→ Excerpted passage:
┄┄┄┄┄┄
I regret to say that I was not there.  Other matters kept me at home, although I was mentally cheering on my friends who were there.

However, I thought that I should post my  thoughts about food -- simple, unadulterated, good food, and what it means to someone from India, as I am, and why I find it so unfathomable that people are stingy with it, contaminate it, sell it at horribly high prices, and tread shamelessly upon the growers of it.  Equally unfathomable is the fact that it causes so much distress to people who feel pressured into either eating or not eating it, imbuing as wonderful and sacred a thing as food with unnecessary psychological weight and saturating it with sorrow.

Food should be loved.  I love it.  I have never not loved it.  I wish everyone the same.

So, here goes (crossposted on my blog):

I am always amazed and grateful that there is so much good food in the world, and yet people starve.  Soul-crushing tyrannies, rampant capitalism, war, famine, flood, indifference … All of the hatefulness of humans conspire to keep people hungry in so many parts of the world — it’s a matter of intense shame to me.

If you have food, share it.

If you have the time, feed people.
┄┄┄┄┄┄
→ Task directions: Copy everything in the post about food from "However, I thought" down to "it with sorrow.", substituting "baffling" for "unfathomable". The material after this point is separate from the post about food.
┄┄┄┄┄┄
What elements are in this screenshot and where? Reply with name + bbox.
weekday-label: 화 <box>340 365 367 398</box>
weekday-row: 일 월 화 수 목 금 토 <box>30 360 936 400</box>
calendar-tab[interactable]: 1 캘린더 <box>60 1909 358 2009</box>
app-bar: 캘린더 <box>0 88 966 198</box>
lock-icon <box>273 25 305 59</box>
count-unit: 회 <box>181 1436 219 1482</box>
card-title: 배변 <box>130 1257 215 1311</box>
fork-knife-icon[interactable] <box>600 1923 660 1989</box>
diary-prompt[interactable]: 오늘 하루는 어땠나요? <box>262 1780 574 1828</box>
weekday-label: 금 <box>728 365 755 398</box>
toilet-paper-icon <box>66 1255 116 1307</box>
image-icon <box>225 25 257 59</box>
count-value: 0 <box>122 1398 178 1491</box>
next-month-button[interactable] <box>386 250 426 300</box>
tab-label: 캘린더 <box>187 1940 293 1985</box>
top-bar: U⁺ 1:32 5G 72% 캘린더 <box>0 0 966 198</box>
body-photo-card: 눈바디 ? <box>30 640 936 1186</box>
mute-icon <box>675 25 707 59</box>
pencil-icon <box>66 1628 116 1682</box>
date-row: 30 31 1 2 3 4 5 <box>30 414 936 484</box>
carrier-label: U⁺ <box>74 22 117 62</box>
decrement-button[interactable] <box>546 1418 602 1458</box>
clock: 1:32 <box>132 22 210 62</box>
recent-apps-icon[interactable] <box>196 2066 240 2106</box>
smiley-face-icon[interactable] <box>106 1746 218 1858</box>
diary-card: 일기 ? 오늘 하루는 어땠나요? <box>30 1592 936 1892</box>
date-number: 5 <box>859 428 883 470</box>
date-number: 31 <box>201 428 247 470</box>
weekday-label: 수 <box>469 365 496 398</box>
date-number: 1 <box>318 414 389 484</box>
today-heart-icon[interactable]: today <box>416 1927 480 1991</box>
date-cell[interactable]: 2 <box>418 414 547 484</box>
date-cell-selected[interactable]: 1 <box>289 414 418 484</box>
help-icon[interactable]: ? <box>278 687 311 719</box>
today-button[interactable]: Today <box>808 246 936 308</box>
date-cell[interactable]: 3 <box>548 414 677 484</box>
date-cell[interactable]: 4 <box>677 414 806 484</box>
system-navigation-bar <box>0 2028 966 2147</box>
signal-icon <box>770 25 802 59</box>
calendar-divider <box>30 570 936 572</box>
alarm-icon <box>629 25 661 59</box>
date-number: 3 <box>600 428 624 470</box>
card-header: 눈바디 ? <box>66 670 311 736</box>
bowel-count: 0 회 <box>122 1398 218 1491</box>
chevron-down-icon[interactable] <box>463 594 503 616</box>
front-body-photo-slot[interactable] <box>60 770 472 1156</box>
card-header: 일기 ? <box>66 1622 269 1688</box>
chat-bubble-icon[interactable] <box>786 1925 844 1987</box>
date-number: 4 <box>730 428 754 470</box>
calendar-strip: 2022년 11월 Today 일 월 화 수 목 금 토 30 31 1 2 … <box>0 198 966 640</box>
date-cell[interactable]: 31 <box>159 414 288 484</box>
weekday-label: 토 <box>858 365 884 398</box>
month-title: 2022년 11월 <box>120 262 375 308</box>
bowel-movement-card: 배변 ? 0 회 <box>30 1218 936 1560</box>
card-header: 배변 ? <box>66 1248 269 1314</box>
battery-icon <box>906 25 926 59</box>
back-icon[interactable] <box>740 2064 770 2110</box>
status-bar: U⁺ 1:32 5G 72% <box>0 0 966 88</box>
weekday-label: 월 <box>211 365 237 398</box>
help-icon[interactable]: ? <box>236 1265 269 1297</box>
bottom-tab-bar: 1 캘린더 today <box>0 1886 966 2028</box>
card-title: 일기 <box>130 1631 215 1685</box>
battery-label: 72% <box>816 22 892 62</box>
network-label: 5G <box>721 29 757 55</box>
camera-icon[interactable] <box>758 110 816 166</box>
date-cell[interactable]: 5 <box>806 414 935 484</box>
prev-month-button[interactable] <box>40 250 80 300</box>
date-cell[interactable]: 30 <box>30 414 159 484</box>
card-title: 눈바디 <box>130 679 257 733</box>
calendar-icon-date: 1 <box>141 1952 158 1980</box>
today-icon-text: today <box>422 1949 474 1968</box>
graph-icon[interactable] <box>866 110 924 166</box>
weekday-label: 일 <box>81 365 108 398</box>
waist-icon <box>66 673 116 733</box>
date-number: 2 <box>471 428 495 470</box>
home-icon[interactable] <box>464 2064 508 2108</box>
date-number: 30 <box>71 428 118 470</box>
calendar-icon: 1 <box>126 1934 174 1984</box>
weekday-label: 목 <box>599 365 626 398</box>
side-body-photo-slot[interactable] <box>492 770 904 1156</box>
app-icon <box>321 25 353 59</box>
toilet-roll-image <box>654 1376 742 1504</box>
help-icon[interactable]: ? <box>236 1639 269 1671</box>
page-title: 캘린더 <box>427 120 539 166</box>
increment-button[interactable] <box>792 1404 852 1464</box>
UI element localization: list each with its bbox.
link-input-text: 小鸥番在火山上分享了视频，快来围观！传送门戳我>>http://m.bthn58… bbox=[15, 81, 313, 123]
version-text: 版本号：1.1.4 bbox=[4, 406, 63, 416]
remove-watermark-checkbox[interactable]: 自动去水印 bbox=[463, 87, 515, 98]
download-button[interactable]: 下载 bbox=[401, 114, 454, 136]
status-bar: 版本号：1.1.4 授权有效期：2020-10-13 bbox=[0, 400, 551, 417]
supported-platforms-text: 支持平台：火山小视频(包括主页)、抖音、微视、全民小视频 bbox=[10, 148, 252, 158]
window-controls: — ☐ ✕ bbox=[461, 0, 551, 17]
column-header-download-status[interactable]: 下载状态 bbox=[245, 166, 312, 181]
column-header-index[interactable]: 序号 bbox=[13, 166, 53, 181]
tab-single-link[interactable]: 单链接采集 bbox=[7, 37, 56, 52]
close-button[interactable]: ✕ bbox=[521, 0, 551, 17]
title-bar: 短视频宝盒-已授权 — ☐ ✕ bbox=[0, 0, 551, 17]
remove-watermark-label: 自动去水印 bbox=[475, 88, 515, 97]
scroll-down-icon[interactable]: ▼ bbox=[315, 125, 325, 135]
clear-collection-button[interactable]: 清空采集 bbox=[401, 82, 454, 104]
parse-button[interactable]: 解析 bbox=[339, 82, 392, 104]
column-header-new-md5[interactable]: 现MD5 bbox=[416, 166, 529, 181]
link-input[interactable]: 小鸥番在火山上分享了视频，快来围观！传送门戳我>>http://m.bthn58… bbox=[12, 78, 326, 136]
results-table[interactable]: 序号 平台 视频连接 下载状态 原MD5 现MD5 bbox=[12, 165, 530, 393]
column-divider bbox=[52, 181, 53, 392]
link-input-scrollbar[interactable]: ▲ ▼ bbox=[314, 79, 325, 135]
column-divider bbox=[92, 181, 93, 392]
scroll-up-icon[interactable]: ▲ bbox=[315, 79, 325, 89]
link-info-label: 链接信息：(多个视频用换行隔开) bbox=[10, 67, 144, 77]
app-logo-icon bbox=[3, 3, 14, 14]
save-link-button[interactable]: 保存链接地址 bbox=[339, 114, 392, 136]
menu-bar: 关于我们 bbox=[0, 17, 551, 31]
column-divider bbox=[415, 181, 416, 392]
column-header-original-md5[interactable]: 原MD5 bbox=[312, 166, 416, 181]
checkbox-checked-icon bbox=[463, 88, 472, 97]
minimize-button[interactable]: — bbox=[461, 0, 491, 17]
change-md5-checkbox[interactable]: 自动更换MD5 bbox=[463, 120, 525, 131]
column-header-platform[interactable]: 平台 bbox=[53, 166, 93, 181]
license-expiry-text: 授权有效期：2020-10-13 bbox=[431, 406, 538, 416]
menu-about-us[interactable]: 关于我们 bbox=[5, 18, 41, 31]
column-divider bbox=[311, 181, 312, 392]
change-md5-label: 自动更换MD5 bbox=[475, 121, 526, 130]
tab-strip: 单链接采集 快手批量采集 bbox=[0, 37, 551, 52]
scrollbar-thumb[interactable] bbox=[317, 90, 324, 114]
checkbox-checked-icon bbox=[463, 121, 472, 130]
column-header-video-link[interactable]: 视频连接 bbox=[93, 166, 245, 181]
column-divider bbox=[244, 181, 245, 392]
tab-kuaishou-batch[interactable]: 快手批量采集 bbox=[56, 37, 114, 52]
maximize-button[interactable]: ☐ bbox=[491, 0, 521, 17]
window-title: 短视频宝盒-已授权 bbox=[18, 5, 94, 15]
┄┄┄┄┄┄
→ Right answer:
However, I thought that I should post my  thoughts about food -- simple, unadulterated, good food, and what it means to someone from India, as I am, and why I find it so baffling that people are stingy with it, contaminate it, sell it at horribly high prices, and tread shamelessly upon the growers of it.  Equally baffling is the fact that it causes so much distress to people who feel pressured into either eating or not eating it, imbuing as wonderful and sacred a thing as food with unnecessary psychological weight and saturating it with sorrow.